- Given exercise 1 -
In the battery math thread, take the part that opens with the words containing "# Help with" and closes with "in the morning?" and write it out again, substituting "heater" for "fan" everywhere it occurs.

- Excerpted text -
# Help with battery math?



## Barry Allen (Apr 18, 2018)

Who here is good at battery capacity math?

I’m going on camping trips in the southwest next week and for warm weather sleeping I’ve got a fan to run in the tent. I’ll plug a 12v socket converter onto the battery terminals and use a small power inverter to run the fan at night. On low speed it has to be less than 10 watts draw, if that.

How long can I run the fan before the battery is too low to start the engine in the morning?


----------



## boraz (Aug 29, 2013)

a 12v fan will be more efficient 

you can buy an inline battery monitor/shutoff that you plug your 12v device into and it runs until battery is low, then shuts off to retain starting capability.

but whether you do it my way or your way (calculating and hoping) you should pack along a small jump box jic....


----------



## JLL (Sep 12, 2017)

In order to calculate that, you'll need to know the minimum amperage required to start the car.

A 10 watt device would use ~0.83 Amps on a 12V system.

But I agree with @boraz , a jump pack would eliminate the need to worry. At least for most people.


----------



## Valpo Cruze (Feb 23, 2014)

- Material -
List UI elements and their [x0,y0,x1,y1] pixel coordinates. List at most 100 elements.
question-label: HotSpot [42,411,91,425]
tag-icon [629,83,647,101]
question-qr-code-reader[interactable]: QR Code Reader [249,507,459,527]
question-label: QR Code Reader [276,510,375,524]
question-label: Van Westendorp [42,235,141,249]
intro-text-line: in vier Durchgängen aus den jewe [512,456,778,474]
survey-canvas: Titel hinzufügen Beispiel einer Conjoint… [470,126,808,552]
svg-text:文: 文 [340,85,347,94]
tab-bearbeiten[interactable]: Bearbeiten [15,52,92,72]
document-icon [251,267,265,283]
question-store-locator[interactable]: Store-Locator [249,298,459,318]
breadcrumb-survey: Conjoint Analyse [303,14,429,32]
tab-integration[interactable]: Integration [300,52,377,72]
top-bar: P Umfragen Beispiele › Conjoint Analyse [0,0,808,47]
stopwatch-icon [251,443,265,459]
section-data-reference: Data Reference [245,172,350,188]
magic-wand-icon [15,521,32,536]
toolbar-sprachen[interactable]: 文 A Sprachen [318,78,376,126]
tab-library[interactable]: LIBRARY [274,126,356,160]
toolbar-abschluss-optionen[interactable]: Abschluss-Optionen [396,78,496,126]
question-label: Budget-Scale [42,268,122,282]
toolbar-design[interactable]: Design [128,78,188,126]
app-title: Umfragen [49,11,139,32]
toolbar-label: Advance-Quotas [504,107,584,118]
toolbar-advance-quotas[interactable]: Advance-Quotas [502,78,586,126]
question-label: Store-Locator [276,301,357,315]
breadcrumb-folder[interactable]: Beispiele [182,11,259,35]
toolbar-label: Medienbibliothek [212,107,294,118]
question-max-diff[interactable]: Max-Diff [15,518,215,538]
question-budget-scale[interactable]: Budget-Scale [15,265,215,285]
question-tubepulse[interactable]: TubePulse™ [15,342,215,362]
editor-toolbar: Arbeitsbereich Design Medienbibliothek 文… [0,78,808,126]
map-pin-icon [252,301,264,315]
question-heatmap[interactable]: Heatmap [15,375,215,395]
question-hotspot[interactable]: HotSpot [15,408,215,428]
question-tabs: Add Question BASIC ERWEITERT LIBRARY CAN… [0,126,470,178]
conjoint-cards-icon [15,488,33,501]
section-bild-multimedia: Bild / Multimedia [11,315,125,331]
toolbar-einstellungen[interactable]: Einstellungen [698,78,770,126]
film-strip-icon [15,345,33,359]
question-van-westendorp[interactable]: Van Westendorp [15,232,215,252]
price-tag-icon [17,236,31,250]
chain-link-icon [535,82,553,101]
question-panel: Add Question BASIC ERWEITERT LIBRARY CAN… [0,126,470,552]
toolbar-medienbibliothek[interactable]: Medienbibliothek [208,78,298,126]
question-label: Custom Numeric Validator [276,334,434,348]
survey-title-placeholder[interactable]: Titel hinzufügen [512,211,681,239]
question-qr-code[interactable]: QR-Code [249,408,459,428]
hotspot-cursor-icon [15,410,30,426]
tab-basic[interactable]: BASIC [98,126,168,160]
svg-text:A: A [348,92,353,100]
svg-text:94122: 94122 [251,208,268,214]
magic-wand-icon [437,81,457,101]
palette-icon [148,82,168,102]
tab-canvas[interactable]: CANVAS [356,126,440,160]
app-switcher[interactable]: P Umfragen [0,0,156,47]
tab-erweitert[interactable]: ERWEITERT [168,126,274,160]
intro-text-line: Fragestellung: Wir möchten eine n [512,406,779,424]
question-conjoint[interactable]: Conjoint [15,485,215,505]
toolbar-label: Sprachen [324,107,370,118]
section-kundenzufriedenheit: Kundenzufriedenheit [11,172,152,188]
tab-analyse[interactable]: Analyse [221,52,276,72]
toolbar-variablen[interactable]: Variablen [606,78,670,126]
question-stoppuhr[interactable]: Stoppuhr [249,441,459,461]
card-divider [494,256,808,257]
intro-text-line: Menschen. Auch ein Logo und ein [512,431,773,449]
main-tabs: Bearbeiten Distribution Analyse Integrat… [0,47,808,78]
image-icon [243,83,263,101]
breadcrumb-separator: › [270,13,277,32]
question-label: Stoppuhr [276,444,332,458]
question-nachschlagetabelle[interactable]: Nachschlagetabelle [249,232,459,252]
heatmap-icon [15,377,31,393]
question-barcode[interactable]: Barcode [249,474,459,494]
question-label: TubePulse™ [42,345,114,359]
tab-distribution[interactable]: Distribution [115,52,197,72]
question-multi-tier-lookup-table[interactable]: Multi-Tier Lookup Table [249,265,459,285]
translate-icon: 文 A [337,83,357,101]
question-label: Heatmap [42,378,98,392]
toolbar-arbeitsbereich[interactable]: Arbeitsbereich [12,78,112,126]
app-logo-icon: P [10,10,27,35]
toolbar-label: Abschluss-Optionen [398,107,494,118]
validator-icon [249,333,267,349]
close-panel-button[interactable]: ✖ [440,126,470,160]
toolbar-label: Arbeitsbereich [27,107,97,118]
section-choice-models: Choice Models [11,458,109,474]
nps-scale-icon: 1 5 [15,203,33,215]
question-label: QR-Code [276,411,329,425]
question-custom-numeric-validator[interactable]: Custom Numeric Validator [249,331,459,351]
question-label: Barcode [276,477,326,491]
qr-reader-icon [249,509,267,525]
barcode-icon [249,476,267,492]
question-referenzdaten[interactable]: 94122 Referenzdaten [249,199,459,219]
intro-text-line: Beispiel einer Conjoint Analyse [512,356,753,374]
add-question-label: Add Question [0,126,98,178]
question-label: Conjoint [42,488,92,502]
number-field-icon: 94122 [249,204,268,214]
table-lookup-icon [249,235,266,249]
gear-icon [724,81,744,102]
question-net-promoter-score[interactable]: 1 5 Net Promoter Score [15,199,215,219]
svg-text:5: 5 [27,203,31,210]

- Given exercise 2 -
Transcribe the records line for line, from their first line through the line that contains "document-icon [251,267,265,283]", including both of those lines.

- Task solution 1 -
# Help with battery math?



## Barry Allen (Apr 18, 2018)

Who here is good at battery capacity math?

I’m going on camping trips in the southwest next week and for warm weather sleeping I’ve got a heater to run in the tent. I’ll plug a 12v socket converter onto the battery terminals and use a small power inverter to run the heater at night. On low speed it has to be less than 10 watts draw, if that.

How long can I run the heater before the battery is too low to start the engine in the morning?

- Task solution 2 -
List UI elements and their [x0,y0,x1,y1] pixel coordinates. List at most 100 elements.
question-label: HotSpot [42,411,91,425]
tag-icon [629,83,647,101]
question-qr-code-reader[interactable]: QR Code Reader [249,507,459,527]
question-label: QR Code Reader [276,510,375,524]
question-label: Van Westendorp [42,235,141,249]
intro-text-line: in vier Durchgängen aus den jewe [512,456,778,474]
survey-canvas: Titel hinzufügen Beispiel einer Conjoint… [470,126,808,552]
svg-text:文: 文 [340,85,347,94]
tab-bearbeiten[interactable]: Bearbeiten [15,52,92,72]
document-icon [251,267,265,283]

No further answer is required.